Material for the task
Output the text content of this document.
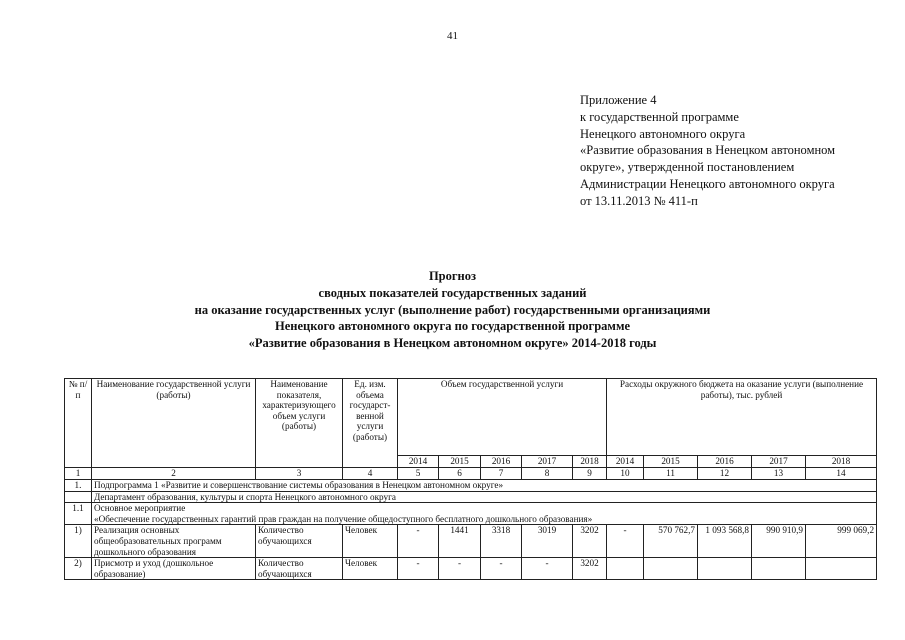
41
Приложение 4
к государственной программе
Ненецкого автономного округа
«Развитие образования в Ненецком автономном
округе», утвержденной постановлением
Администрации Ненецкого автономного округа
от 13.11.2013 № 411-п
Прогноз
сводных показателей государственных заданий
на оказание государственных услуг (выполнение работ) государственными организациями
Ненецкого автономного округа по государственной программе
«Развитие образования в Ненецком автономном округе» 2014-2018 годы
№ п/п	Наименование государственной услуги (работы)	Наименование показателя, характеризующего объем услуги (работы)	Ед. изм. объема государст-венной услуги (работы)	Объем государственной услуги					Расходы окружного бюджета на оказание услуги (выполнение работы), тыс. рублей				
				2014	2015	2016	2017	2018	2014	2015	2016	2017	2018
1	2	3	4	5	6	7	8	9	10	11	12	13	14
1.	Подпрограмма 1 «Развитие и совершенствование системы образования в Ненецком автономном округе»												
	Департамент образования, культуры и спорта Ненецкого автономного округа												
1.1	Основное мероприятие
«Обеспечение государственных гарантий прав граждан на получение общедоступного бесплатного дошкольного образования»												

1)	Реализация основных общеобразовательных программ дошкольного образования	Количество обучающихся	Человек	-	1441	3318	3019	3202	-	570 762,7	1 093 568,8	990 910,9	999 069,2
2)	Присмотр и уход (дошкольное образование)	Количество обучающихся	Человек	-	-	-	-	3202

Exercise details
Every record above should be written out again exactly; the pictures stay out of the copy.

Answer to the exercise
Output the text content of this document.
41
Приложение 4
к государственной программе
Ненецкого автономного округа
«Развитие образования в Ненецком автономном
округе», утвержденной постановлением
Администрации Ненецкого автономного округа
от 13.11.2013 № 411-п
Прогноз
сводных показателей государственных заданий
на оказание государственных услуг (выполнение работ) государственными организациями
Ненецкого автономного округа по государственной программе
«Развитие образования в Ненецком автономном округе» 2014-2018 годы
№ п/п	Наименование государственной услуги (работы)	Наименование показателя, характеризующего объем услуги (работы)	Ед. изм. объема государст-венной услуги (работы)	Объем государственной услуги					Расходы окружного бюджета на оказание услуги (выполнение работы), тыс. рублей				
				2014	2015	2016	2017	2018	2014	2015	2016	2017	2018
1	2	3	4	5	6	7	8	9	10	11	12	13	14
1.	Подпрограмма 1 «Развитие и совершенствование системы образования в Ненецком автономном округе»												
	Департамент образования, культуры и спорта Ненецкого автономного округа												
1.1	Основное мероприятие
«Обеспечение государственных гарантий прав граждан на получение общедоступного бесплатного дошкольного образования»												

1)	Реализация основных общеобразовательных программ дошкольного образования	Количество обучающихся	Человек	-	1441	3318	3019	3202	-	570 762,7	1 093 568,8	990 910,9	999 069,2
2)	Присмотр и уход (дошкольное образование)	Количество обучающихся	Человек	-	-	-	-	3202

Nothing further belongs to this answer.